2. Handball-Bundesliga TSV Bayer Dormagen plant Kader für neue Saison

Handball : TSV treibt Personalplanung voran

Lizenz ohne Auflagen erteilt. Sven Bartmann verlängert Vertrag um ein Jahr.

Eigentlich fehlen „nur noch“ die sechs bis acht Punkte aus den restlichen acht Saisonspielen, die zum Klassenerhalt nötig sein dürften. Seine Lizenz für eine weitere Spielzeit in der Zweiten Handball-Bundesliga hat der TSV Bayer Dormagen am Donnerstag bereits erhalten – wie alle anderen Zweit- und die meisten Erstligisten ohne Auflagen. Nur Altmeister VfL Gummersbach muss bis zum 3. Mai die „Schließung einer Liquiditätslücke“ nachweisen, was der Ex-Dormagener Christoph Schindler in seiner Funktion als VfL-Geschäftsführer als „reine Formsache“ ansieht.

„Wir sind froh, dass wir alle Bedingungen erfüllt haben und damit auch die uneingeschränkte Lizenz für die kommende Spielzeit erhalten. Entscheidend ist jetzt natürlich die sportliche Qualifikation mit dem Klassenerhalt,“ freut sich Björn Barthel über die Entscheidung der Lizenzierungskommission der Handball-Bundesliga (HBL). Unabhängig davon ist der Handball-Geschäftsführer des TSV Bayer dabei, die Personalplanungen für die neue Saison voran zu treiben.

„Priorität hatten die Gespräche mit unseren eigenen Spielern,“ sagt Barthel. Denn gute Leistungen auf dem Parkett wecken Begehrlichkeiten bei anderen Klubs und auch bei Handballern (respektive deren Beratern), was die Gehaltsvorstellungen angeht. „Und da ist unser Handlungsspielraum nicht sehr groß,“ verweist Barthel auf den Etat des TSV, der sich rund um die Millionengrenze bewegt und damit einer der kleinsten der Zweiten Liga ist.
▬▬▬
# Erforderlicher Schritt 1
Überarbeite im Artikel über den TSV Bayer Dormagen den Abschnitt, der bei „2. Handball-Bundesliga TSV“ beginnt und bei „um ein Jahr.“ endet, indem du „Lizenz“ durch „Spielberechtigung“ ersetzt, und gib ihn vollständig wieder.
# Erforderlicher Schritt 2
Erläutere anhand des Artikels über den TSV Bayer Dormagen, weshalb die Gespräche mit den eigenen Spielern Priorität hatten.
# Erforderlicher Schritt 3
Führe den Artikel über die Personalplanung des TSV Bayer Dormagen im Anschluss an seinen letzten Satz fort.
Die anschließende Auflistung wird für die Bearbeitung nicht benötigt.

Daten zur Seitensegmentierung
▬▬▬
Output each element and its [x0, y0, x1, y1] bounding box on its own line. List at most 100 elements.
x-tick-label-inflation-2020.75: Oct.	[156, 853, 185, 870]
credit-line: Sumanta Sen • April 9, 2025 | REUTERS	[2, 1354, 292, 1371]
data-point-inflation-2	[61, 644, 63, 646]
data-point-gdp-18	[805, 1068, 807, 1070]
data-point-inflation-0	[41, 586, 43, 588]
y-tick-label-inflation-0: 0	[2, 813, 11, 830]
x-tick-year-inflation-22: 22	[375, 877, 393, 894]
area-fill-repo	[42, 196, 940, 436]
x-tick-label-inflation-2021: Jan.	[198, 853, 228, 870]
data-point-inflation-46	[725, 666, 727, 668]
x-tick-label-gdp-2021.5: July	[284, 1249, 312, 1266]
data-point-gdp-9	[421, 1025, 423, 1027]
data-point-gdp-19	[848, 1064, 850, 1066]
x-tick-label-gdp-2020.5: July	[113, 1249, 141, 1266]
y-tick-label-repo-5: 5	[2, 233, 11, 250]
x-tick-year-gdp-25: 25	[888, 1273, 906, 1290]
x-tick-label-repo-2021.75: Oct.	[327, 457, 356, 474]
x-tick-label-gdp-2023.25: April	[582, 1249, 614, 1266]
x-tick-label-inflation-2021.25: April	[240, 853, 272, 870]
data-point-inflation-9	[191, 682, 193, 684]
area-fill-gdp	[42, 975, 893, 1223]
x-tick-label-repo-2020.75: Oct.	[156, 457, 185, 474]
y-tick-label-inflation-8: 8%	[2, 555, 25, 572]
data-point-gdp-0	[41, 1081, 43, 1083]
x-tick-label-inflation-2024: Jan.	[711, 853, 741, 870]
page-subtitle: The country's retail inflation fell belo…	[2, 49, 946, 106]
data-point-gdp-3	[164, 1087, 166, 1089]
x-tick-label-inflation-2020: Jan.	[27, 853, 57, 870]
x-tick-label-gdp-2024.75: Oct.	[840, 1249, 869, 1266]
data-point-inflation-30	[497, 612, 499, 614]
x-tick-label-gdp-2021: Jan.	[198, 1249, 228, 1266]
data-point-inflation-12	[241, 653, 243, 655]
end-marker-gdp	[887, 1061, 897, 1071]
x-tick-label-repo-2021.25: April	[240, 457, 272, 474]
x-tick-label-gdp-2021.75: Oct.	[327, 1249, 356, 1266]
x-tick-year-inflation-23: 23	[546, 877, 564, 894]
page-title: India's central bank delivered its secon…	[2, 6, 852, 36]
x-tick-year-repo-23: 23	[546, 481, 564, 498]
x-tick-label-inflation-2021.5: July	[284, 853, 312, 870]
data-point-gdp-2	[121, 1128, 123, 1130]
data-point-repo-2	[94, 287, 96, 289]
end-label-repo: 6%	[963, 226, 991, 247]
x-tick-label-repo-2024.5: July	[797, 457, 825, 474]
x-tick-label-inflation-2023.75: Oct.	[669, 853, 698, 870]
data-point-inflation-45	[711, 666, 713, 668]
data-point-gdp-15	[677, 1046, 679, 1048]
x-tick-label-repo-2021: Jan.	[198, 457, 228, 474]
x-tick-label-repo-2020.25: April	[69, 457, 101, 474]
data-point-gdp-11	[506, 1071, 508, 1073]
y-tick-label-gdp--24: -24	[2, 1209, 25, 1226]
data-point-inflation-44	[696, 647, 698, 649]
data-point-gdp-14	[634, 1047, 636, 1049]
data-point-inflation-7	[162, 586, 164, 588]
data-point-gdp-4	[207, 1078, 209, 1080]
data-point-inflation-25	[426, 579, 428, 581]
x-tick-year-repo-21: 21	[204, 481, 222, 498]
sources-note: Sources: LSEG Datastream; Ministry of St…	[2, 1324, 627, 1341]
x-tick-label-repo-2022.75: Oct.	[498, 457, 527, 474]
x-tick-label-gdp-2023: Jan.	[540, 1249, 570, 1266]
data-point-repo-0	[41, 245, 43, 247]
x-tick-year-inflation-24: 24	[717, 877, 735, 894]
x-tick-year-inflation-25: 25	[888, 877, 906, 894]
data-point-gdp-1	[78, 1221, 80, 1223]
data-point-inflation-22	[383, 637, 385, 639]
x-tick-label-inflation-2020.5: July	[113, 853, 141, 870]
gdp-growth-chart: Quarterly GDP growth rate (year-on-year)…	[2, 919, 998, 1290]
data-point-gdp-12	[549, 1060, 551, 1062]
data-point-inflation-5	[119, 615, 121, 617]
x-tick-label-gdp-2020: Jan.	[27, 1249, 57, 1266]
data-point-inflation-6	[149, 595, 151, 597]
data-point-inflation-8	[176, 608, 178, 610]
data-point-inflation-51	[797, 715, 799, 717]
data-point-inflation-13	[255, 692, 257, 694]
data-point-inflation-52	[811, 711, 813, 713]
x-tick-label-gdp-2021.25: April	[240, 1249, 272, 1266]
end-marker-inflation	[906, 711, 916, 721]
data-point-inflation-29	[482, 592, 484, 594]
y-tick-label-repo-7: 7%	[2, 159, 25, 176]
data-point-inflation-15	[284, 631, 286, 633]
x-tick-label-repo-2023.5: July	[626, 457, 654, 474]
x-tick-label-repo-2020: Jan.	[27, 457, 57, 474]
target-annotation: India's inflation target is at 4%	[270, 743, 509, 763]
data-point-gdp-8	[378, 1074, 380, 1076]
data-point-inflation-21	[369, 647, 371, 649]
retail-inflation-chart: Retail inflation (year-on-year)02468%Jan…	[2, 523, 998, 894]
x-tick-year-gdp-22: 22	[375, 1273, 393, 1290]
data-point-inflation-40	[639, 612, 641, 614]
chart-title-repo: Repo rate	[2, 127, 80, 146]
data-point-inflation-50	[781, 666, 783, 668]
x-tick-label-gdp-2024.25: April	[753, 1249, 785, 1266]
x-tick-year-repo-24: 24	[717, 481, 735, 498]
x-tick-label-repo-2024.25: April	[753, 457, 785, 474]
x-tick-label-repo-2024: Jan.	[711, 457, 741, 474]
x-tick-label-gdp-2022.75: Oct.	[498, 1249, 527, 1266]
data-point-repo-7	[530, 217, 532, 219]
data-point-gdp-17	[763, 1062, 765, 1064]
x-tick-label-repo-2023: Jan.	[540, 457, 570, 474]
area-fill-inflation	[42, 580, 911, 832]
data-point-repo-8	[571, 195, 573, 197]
▬▬▬
# Ergebnis 1
2. Handball-Bundesliga TSV Bayer Dormagen plant Kader für neue Saison

Handball : TSV treibt Personalplanung voran

Spielberechtigung ohne Auflagen erteilt. Sven Bartmann verlängert Vertrag um ein Jahr.

# Ergebnis 2
Gute Leistungen auf dem Parkett wecken Begehrlichkeiten bei anderen Klubs und bei den Handballern bzw. deren Beratern hinsichtlich der Gehaltsvorstellungen. Der Handlungsspielraum des TSV ist dabei nicht sehr groß, da sein Etat sich um die Millionengrenze bewegt und zu den kleinsten der Zweiten Liga gehört.

# Ergebnis 3
Die Gespräche sind weitgehend abgeschlossen. Nach Carl Löfström, Benjamin Richter, Ian und Patrick Hüter verlängerte am Donnerstag auch Torhüter Sven Bartmann seinen Vertrag um ein Jahr. Zu den bereits feststehenden Abgängen von Lukas Stutzke (Bergischer HC), Tim Wieling (TVB Stuttgart), Nico Pyszora (Longericher SC) und Matthias Broy (Rhein Vikings) dürften sich dem Vernehmen nach noch die von Daniel Eggert und Lars Jagieniak gesellen. Bleibt aus dem aktuellen Kader – alle anderen Verträge laufen noch mindestens ein Jahr – nur noch Heider Thomas. „Bei ihm hängt es davon ab, wie es nach seiner Examensprüfung beruflich mit ihm weitergeht,“ sagt Barthel mit Blick auf den angehenden Juristen auf der Position des Abwehrchefs.

Externe Zugänge gibt es (noch) keine. In Julian Köster, der seit neuestem wie Lukas Stutzke zum Elitekader des Deutschen Handball-Bundes (DHB) gehört, und Sven Eberlein rücken zwei Rückraumspieler aus der A-Jugend in den Kader von Trainer Dusko Bilanovic auf, ebenso als „Hospitanten“ die Außen Nick Braun (links) und Jan Reimer (rechts). Was Verstärkungen anbelangt, sagt Barthel: „Wir sondieren den Markt, haben auch etliche Namen auf unserem Zettel und auch schon Gespräche geführt.“

Zeitdruck verspürt der Geschäftsführer (noch) nicht, was sicher auch damit zusammenhängt, dass die Frage nach den Zweitliga-Absteigern noch nicht geklärt ist. Eines verrät er aber schon: „Priorität besitzen die Positionen im linken Rückraum und auf Rechtsaußen“ – was mit Blick auf die Erstliga-Abwanderer Stutzke und Wieling wenig überraschend ist.